Data items
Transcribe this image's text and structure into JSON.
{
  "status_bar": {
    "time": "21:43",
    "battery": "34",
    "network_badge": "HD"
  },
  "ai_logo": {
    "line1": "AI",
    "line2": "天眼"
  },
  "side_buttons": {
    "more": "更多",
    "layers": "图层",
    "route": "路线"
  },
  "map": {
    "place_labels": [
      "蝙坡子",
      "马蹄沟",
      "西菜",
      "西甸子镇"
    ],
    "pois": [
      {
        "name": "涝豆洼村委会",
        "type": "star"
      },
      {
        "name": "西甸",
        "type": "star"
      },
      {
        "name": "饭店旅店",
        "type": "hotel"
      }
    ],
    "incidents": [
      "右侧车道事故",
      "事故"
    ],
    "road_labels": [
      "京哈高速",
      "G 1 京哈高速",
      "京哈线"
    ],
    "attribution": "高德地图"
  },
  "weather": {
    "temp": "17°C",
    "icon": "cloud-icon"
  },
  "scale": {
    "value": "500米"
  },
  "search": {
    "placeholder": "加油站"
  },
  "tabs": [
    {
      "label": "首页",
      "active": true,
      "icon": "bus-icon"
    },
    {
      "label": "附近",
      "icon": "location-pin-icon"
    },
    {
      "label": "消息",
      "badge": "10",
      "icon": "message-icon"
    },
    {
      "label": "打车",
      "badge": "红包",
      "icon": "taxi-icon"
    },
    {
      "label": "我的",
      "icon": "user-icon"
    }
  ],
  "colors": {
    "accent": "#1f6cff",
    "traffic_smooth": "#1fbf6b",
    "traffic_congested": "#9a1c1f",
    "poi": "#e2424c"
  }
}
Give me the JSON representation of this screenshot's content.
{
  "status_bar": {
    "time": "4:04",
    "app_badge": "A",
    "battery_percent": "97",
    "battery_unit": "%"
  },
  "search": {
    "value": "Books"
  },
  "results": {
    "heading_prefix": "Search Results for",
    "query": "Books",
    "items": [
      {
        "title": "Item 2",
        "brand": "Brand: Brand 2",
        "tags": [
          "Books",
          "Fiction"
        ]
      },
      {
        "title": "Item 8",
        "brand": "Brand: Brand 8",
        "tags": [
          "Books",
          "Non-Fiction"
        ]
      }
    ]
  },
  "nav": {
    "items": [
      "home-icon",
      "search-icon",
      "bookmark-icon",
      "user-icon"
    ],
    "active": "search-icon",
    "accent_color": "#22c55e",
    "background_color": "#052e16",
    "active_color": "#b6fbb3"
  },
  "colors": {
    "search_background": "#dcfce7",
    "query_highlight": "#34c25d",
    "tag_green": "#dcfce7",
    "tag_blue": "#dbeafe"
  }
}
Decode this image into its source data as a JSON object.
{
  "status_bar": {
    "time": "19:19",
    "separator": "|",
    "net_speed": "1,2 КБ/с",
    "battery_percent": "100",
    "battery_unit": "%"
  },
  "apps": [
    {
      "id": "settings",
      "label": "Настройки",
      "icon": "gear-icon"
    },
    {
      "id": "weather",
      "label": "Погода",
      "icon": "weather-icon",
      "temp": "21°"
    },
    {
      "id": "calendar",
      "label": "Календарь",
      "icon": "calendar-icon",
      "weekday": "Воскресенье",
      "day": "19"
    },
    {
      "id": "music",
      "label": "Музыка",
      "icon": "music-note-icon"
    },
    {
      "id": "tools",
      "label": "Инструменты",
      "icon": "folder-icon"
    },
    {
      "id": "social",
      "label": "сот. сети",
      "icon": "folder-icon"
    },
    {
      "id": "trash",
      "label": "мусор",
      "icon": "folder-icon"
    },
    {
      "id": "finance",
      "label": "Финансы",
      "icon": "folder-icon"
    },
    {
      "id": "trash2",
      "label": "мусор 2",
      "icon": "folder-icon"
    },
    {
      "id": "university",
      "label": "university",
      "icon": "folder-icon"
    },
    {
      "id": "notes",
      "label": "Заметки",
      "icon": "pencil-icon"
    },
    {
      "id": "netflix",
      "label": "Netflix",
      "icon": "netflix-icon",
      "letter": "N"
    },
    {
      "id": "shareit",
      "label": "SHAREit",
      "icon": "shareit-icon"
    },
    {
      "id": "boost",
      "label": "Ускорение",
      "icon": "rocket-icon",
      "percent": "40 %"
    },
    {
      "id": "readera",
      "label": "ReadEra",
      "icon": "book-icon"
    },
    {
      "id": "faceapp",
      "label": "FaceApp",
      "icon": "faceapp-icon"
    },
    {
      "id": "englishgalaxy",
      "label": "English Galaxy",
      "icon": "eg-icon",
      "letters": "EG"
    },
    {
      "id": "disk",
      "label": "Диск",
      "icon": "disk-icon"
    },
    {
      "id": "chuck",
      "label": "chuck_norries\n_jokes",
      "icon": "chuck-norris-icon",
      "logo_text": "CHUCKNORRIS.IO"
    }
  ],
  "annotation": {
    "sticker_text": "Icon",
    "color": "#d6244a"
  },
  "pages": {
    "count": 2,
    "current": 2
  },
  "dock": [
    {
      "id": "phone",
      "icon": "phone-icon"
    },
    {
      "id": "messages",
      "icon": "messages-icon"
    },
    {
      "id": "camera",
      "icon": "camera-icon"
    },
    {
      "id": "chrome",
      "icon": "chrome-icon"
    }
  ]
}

STATED GOAL >> Restate the whole of the material exactly.

RESULT OF THE EXERCISE >>
Transcribe this image's text and structure into JSON.
{
  "status_bar": {
    "time": "21:43",
    "battery": "34",
    "network_badge": "HD"
  },
  "ai_logo": {
    "line1": "AI",
    "line2": "天眼"
  },
  "side_buttons": {
    "more": "更多",
    "layers": "图层",
    "route": "路线"
  },
  "map": {
    "place_labels": [
      "蝙坡子",
      "马蹄沟",
      "西菜",
      "西甸子镇"
    ],
    "pois": [
      {
        "name": "涝豆洼村委会",
        "type": "star"
      },
      {
        "name": "西甸",
        "type": "star"
      },
      {
        "name": "饭店旅店",
        "type": "hotel"
      }
    ],
    "incidents": [
      "右侧车道事故",
      "事故"
    ],
    "road_labels": [
      "京哈高速",
      "G 1 京哈高速",
      "京哈线"
    ],
    "attribution": "高德地图"
  },
  "weather": {
    "temp": "17°C",
    "icon": "cloud-icon"
  },
  "scale": {
    "value": "500米"
  },
  "search": {
    "placeholder": "加油站"
  },
  "tabs": [
    {
      "label": "首页",
      "active": true,
      "icon": "bus-icon"
    },
    {
      "label": "附近",
      "icon": "location-pin-icon"
    },
    {
      "label": "消息",
      "badge": "10",
      "icon": "message-icon"
    },
    {
      "label": "打车",
      "badge": "红包",
      "icon": "taxi-icon"
    },
    {
      "label": "我的",
      "icon": "user-icon"
    }
  ],
  "colors": {
    "accent": "#1f6cff",
    "traffic_smooth": "#1fbf6b",
    "traffic_congested": "#9a1c1f",
    "poi": "#e2424c"
  }
}
Give me the JSON representation of this screenshot's content.
{
  "status_bar": {
    "time": "4:04",
    "app_badge": "A",
    "battery_percent": "97",
    "battery_unit": "%"
  },
  "search": {
    "value": "Books"
  },
  "results": {
    "heading_prefix": "Search Results for",
    "query": "Books",
    "items": [
      {
        "title": "Item 2",
        "brand": "Brand: Brand 2",
        "tags": [
          "Books",
          "Fiction"
        ]
      },
      {
        "title": "Item 8",
        "brand": "Brand: Brand 8",
        "tags": [
          "Books",
          "Non-Fiction"
        ]
      }
    ]
  },
  "nav": {
    "items": [
      "home-icon",
      "search-icon",
      "bookmark-icon",
      "user-icon"
    ],
    "active": "search-icon",
    "accent_color": "#22c55e",
    "background_color": "#052e16",
    "active_color": "#b6fbb3"
  },
  "colors": {
    "search_background": "#dcfce7",
    "query_highlight": "#34c25d",
    "tag_green": "#dcfce7",
    "tag_blue": "#dbeafe"
  }
}
Decode this image into its source data as a JSON object.
{
  "status_bar": {
    "time": "19:19",
    "separator": "|",
    "net_speed": "1,2 КБ/с",
    "battery_percent": "100",
    "battery_unit": "%"
  },
  "apps": [
    {
      "id": "settings",
      "label": "Настройки",
      "icon": "gear-icon"
    },
    {
      "id": "weather",
      "label": "Погода",
      "icon": "weather-icon",
      "temp": "21°"
    },
    {
      "id": "calendar",
      "label": "Календарь",
      "icon": "calendar-icon",
      "weekday": "Воскресенье",
      "day": "19"
    },
    {
      "id": "music",
      "label": "Музыка",
      "icon": "music-note-icon"
    },
    {
      "id": "tools",
      "label": "Инструменты",
      "icon": "folder-icon"
    },
    {
      "id": "social",
      "label": "сот. сети",
      "icon": "folder-icon"
    },
    {
      "id": "trash",
      "label": "мусор",
      "icon": "folder-icon"
    },
    {
      "id": "finance",
      "label": "Финансы",
      "icon": "folder-icon"
    },
    {
      "id": "trash2",
      "label": "мусор 2",
      "icon": "folder-icon"
    },
    {
      "id": "university",
      "label": "university",
      "icon": "folder-icon"
    },
    {
      "id": "notes",
      "label": "Заметки",
      "icon": "pencil-icon"
    },
    {
      "id": "netflix",
      "label": "Netflix",
      "icon": "netflix-icon",
      "letter": "N"
    },
    {
      "id": "shareit",
      "label": "SHAREit",
      "icon": "shareit-icon"
    },
    {
      "id": "boost",
      "label": "Ускорение",
      "icon": "rocket-icon",
      "percent": "40 %"
    },
    {
      "id": "readera",
      "label": "ReadEra",
      "icon": "book-icon"
    },
    {
      "id": "faceapp",
      "label": "FaceApp",
      "icon": "faceapp-icon"
    },
    {
      "id": "englishgalaxy",
      "label": "English Galaxy",
      "icon": "eg-icon",
      "letters": "EG"
    },
    {
      "id": "disk",
      "label": "Диск",
      "icon": "disk-icon"
    },
    {
      "id": "chuck",
      "label": "chuck_norries\n_jokes",
      "icon": "chuck-norris-icon",
      "logo_text": "CHUCKNORRIS.IO"
    }
  ],
  "annotation": {
    "sticker_text": "Icon",
    "color": "#d6244a"
  },
  "pages": {
    "count": 2,
    "current": 2
  },
  "dock": [
    {
      "id": "phone",
      "icon": "phone-icon"
    },
    {
      "id": "messages",
      "icon": "messages-icon"
    },
    {
      "id": "camera",
      "icon": "camera-icon"
    },
    {
      "id": "chrome",
      "icon": "chrome-icon"
    }
  ]
}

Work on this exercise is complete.